To do: Determine which lines of the records include the word "color", and copy them.

Stored rows:
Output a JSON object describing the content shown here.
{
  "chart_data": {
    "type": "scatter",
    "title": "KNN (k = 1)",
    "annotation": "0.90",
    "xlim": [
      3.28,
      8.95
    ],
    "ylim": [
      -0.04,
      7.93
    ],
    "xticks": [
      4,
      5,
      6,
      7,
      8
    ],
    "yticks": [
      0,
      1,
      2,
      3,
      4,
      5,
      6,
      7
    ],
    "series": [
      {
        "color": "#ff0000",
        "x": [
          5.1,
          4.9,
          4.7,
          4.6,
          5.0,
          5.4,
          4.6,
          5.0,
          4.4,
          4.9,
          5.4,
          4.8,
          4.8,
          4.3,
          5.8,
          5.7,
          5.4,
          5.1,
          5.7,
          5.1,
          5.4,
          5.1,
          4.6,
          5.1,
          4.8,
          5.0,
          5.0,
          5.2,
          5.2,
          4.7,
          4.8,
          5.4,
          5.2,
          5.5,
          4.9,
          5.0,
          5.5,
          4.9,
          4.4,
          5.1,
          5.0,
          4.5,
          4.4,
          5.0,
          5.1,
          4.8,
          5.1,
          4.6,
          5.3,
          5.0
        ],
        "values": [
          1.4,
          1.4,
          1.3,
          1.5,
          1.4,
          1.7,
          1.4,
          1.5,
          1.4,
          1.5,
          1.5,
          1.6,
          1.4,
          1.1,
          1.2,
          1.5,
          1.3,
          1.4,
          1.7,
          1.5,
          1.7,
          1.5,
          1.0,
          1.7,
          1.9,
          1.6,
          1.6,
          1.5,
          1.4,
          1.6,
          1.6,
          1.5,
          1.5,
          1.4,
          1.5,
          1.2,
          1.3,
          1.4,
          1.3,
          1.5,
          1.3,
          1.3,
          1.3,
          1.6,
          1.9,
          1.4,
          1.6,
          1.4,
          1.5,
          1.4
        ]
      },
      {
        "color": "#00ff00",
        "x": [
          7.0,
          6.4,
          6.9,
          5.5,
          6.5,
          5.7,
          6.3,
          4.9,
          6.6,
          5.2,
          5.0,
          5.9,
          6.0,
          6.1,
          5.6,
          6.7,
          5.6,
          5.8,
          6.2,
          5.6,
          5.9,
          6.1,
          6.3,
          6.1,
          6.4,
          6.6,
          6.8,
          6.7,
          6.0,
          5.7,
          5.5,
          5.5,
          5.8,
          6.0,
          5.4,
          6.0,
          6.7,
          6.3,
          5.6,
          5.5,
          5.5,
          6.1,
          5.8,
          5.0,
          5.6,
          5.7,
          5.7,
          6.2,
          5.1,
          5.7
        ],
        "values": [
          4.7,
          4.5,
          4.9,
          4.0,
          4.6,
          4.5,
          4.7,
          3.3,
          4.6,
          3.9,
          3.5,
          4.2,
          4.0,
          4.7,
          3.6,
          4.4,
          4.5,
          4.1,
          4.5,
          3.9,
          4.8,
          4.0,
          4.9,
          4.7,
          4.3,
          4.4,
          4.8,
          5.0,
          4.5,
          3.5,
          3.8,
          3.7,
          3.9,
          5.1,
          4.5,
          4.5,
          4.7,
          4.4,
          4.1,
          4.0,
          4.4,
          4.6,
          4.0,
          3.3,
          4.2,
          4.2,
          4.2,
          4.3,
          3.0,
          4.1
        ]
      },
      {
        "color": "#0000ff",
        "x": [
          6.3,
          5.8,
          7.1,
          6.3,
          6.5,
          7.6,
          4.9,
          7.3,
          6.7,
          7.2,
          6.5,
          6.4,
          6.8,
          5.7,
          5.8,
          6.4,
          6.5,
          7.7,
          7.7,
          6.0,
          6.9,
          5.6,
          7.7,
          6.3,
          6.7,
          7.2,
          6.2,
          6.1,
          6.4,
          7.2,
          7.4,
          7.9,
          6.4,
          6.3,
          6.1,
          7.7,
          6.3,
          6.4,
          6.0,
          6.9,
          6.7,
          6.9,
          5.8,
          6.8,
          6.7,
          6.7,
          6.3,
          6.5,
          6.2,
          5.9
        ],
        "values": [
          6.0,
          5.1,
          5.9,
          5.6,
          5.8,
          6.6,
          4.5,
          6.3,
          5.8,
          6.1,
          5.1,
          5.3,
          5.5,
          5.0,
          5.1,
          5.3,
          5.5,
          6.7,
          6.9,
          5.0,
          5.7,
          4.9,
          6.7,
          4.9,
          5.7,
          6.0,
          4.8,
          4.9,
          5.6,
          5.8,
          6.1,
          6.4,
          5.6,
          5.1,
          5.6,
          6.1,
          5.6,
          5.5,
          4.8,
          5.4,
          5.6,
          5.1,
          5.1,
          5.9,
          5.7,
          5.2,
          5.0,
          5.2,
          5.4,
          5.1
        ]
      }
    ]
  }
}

Response to the task:
        "color": "#ff0000",
        "color": "#00ff00",
        "color": "#0000ff",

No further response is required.